Set exercise — Answer with a single number: the count of lines that include the string "type".

(Excerpts from a figure dataset)
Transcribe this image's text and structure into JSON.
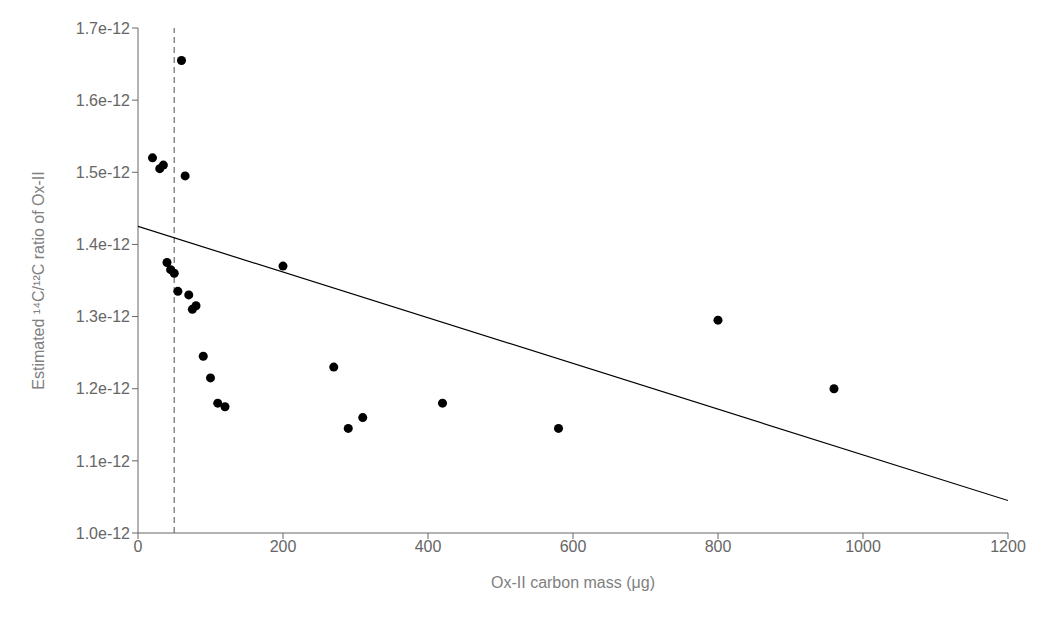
{
  "chart_data": {
    "type": "scatter",
    "xlabel": "Ox-II carbon mass (μg)",
    "ylabel": "Estimated ¹⁴C/¹²C ratio of Ox-II",
    "xlim": [
      0,
      1200
    ],
    "xticks": [
      0,
      200,
      400,
      600,
      800,
      1000,
      1200
    ],
    "ylim": [
      1e-12,
      1.7e-12
    ],
    "yticks": [
      {
        "value": 1e-12,
        "label": "1.0e-12"
      },
      {
        "value": 1.1e-12,
        "label": "1.1e-12"
      },
      {
        "value": 1.2e-12,
        "label": "1.2e-12"
      },
      {
        "value": 1.3e-12,
        "label": "1.3e-12"
      },
      {
        "value": 1.4e-12,
        "label": "1.4e-12"
      },
      {
        "value": 1.5e-12,
        "label": "1.5e-12"
      },
      {
        "value": 1.6e-12,
        "label": "1.6e-12"
      },
      {
        "value": 1.7e-12,
        "label": "1.7e-12"
      }
    ],
    "grid": false,
    "series": [
      {
        "type": "scatter",
        "color": "#000000",
        "x": [
          20,
          30,
          35,
          40,
          45,
          50,
          55,
          60,
          65,
          70,
          75,
          80,
          90,
          100,
          110,
          120,
          200,
          270,
          290,
          310,
          420,
          580,
          800,
          960
        ],
        "values": [
          1.52e-12,
          1.505e-12,
          1.51e-12,
          1.375e-12,
          1.365e-12,
          1.36e-12,
          1.335e-12,
          1.655e-12,
          1.495e-12,
          1.33e-12,
          1.31e-12,
          1.315e-12,
          1.245e-12,
          1.215e-12,
          1.18e-12,
          1.175e-12,
          1.37e-12,
          1.23e-12,
          1.145e-12,
          1.16e-12,
          1.18e-12,
          1.145e-12,
          1.295e-12,
          1.2e-12
        ]
      },
      {
        "type": "line",
        "color": "#000000",
        "x": [
          0,
          1200
        ],
        "values": [
          1.425e-12,
          1.045e-12
        ]
      },
      {
        "type": "vline",
        "color": "#888888",
        "line_style": "dashed",
        "x": 50
      }
    ]
  }
}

Exercise result — 4